BRANO FORNITO:
..............................

Se pensiamo al progetto originario di Dio sull’uomo, vediamo il suo desiderio di trasfondere in noi la sua vita divina, cioè la sua capacità di amore gratuito. Condizione perché questa vita divina possa sussistere nell’uomo, è che egli sia consapevole di essere stato posto in libertà da un atto libero e gratuito di Dio e quindi sappia riconoscersi quale dono di Dio: non ci siamo fatti da noi e non siamo dunque noi il riferimento ultimo delle nostre azioni.

La dipendenza dell’uomo da Dio non è servilismo ma condizione di vita. Con il peccato, questo orientamento di tutto il nostro essere a Dio, viene meno: l’uomo si ripiega su se stesso e diventa una creatura divisa [72].

Con l’Incarnazione Dio ha voluto dare all’uomo la possibilità di ri-orientare la propria vita a lui e lo ha fatto venendo Egli stesso, nella persona del Figlio, ad assumere la nostra natura umana. Cristo ha aperto così a noi la possibilità di superare la frattura causata dal peccato e ha realizzato questo riconoscendo in tutta la sua vita di uomo la dipendenza dal Padre, facendosi obbediente fino alla morte.

..............................

MATERIALE MOSTRATO:
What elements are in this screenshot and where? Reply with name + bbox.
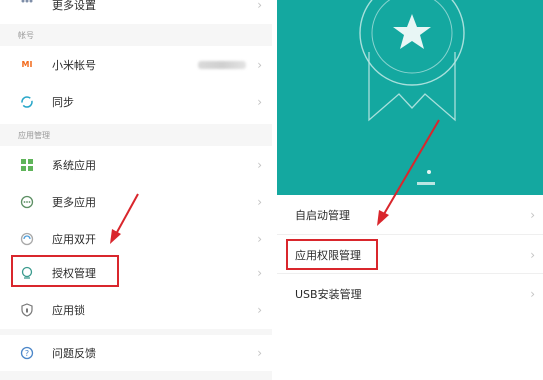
permissions-highlight-box bbox=[11, 255, 119, 287]
star-badge-icon bbox=[359, 0, 465, 185]
chevron-right-icon: › bbox=[257, 345, 262, 360]
more-apps-label: 更多应用 bbox=[52, 195, 96, 209]
autostart-row[interactable]: 自启动管理 › bbox=[277, 195, 543, 234]
more-apps-icon bbox=[20, 195, 34, 209]
system-apps-row[interactable]: 系统应用 › bbox=[0, 146, 272, 183]
chevron-right-icon: › bbox=[257, 265, 262, 280]
section-account: 帐号 bbox=[0, 24, 272, 46]
dual-apps-row[interactable]: 应用双开 › bbox=[0, 220, 272, 257]
usb-install-label: USB安装管理 bbox=[295, 287, 362, 301]
more-apps-row[interactable]: 更多应用 › bbox=[0, 183, 272, 220]
chevron-right-icon: › bbox=[257, 157, 262, 172]
feedback-label: 问题反馈 bbox=[52, 346, 96, 360]
chevron-right-icon: › bbox=[257, 0, 262, 12]
lock-icon bbox=[20, 302, 34, 317]
system-apps-label: 系统应用 bbox=[52, 158, 96, 172]
svg-text:?: ? bbox=[25, 349, 29, 358]
grid-icon bbox=[20, 0, 34, 12]
dual-apps-label: 应用双开 bbox=[52, 232, 96, 246]
section-account-label: 帐号 bbox=[18, 30, 34, 40]
feedback-row[interactable]: ? 问题反馈 › bbox=[0, 334, 272, 371]
dual-apps-icon bbox=[20, 232, 34, 246]
chevron-right-icon: › bbox=[257, 57, 262, 72]
sync-label: 同步 bbox=[52, 95, 74, 109]
chevron-right-icon: › bbox=[257, 194, 262, 209]
account-id-blurred bbox=[198, 61, 246, 69]
more-settings-row[interactable]: 更多设置 › bbox=[0, 0, 272, 23]
chevron-right-icon: › bbox=[530, 247, 535, 262]
mi-account-row[interactable]: MI 小米帐号 › bbox=[0, 46, 272, 83]
autostart-label: 自启动管理 bbox=[295, 208, 350, 222]
app-lock-label: 应用锁 bbox=[52, 303, 85, 317]
chevron-right-icon: › bbox=[530, 207, 535, 222]
help-icon: ? bbox=[20, 346, 34, 360]
section-apps-label: 应用管理 bbox=[18, 130, 50, 140]
sync-row[interactable]: 同步 › bbox=[0, 83, 272, 120]
mi-account-label: 小米帐号 bbox=[52, 58, 96, 72]
section-apps: 应用管理 bbox=[0, 124, 272, 146]
app-permissions-highlight-box bbox=[286, 239, 378, 270]
chevron-right-icon: › bbox=[257, 231, 262, 246]
mi-logo: MI bbox=[21, 60, 33, 69]
chevron-right-icon: › bbox=[257, 94, 262, 109]
app-lock-row[interactable]: 应用锁 › bbox=[0, 291, 272, 328]
bottom-spacer bbox=[0, 371, 272, 380]
usb-install-row[interactable]: USB安装管理 › bbox=[277, 274, 543, 313]
hero-banner bbox=[277, 0, 543, 195]
more-settings-label: 更多设置 bbox=[52, 0, 96, 12]
app-management-panel: 自启动管理 › 应用权限管理 › USB安装管理 › bbox=[277, 0, 543, 380]
chevron-right-icon: › bbox=[530, 286, 535, 301]
sync-icon bbox=[20, 95, 34, 109]
system-apps-icon bbox=[20, 158, 34, 172]
security-settings-panel: 更多设置 › 帐号 MI 小米帐号 › 同步 › 应用管理 系统应用 › 更多应… bbox=[0, 0, 272, 380]
chevron-right-icon: › bbox=[257, 302, 262, 317]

..............................

LAVORO DA SVOLGERE:
**a.** Elenca, senza ripetizioni, le parole del brano sul progetto di Dio per l'uomo che hanno l'iniziale maiuscola pur non trovandosi all'inizio di una frase.
**b.** Trascrivi fedelmente il tratto del brano sul progetto di Dio per l'uomo che va da "La dipendenza dell’uomo" fino a "una creatura divisa [72].".
**c.** Prosegui il brano sul progetto di Dio per l'uomo a partire dall'ultima frase riportata.
I dati non hanno alcun ruolo in questo esercizio.

SOLUZIONI DEGLI ESERCIZI:
**a.** Dio, Incarnazione, Egli, Figlio, Padre

**b.**
La dipendenza dell’uomo da Dio non è servilismo ma condizione di vita. Con il peccato, questo orientamento di tutto il nostro essere a Dio, viene meno: l’uomo si ripiega su se stesso e diventa una creatura divisa [72].

**c.**
Nel suo sacrificio Egli ha dolorosamente colmato in sé, mediante l’amore al Padre e agli uomini peccatori, l’abisso scavato dal peccato. Ciò è stato possibile perché Cristo ha sottratto la natura umana che aveva assunto, alla logica dell’amore proprietario (Da questo modo con cui Cristo si è fatto Riparatore facendosi Vittima, viene dedotto il nostro concetto di riparazione).

La Madre vede così l’essere vittima del Cristo: separato (secondo il rituale dei sacrifici antichi) dal peccato, eppure offerto per i peccatori; dato nella sofferenza e nella prova perché si aprisse a noi la sorgente dello Spirito:

«Gesù nel santissimo Sacramento rende gloria al suo divin Padre in due modi: primo, con l’omaggio dell’umiliazione infinita della sua divina persona; secondo, col farsi lo schiavo dei peccatori (se è lecito usare questo termine); sì, con tutto il rispetto perché di essi si è fatto cauzione e garante, per soddisfare la divina giustizia in tutto il suo rigore. Col primo modo Egli si annienta in maniera infinita, in omaggio alla grandezza divina; col secondo, si riduce come in un doppio annientamento, rivestendosi delle miserie umane e, per dirlo in breve, prendendo su di sé le nostre colpe, rendendosi colpevole e sopportando tutte le sofferenze e umiliazioni meritate dal peccato» [73].

Forse nel post-Concilio c’è stata la tendenza a tralasciare un po’ l’aspetto sacrificale dell’Eucaristia, per sottolineare maggiormente il fattore «comunione». Di pari passo è «scaduto« anche il tema riparazione, che è sembrato un discorso d’altri tempi.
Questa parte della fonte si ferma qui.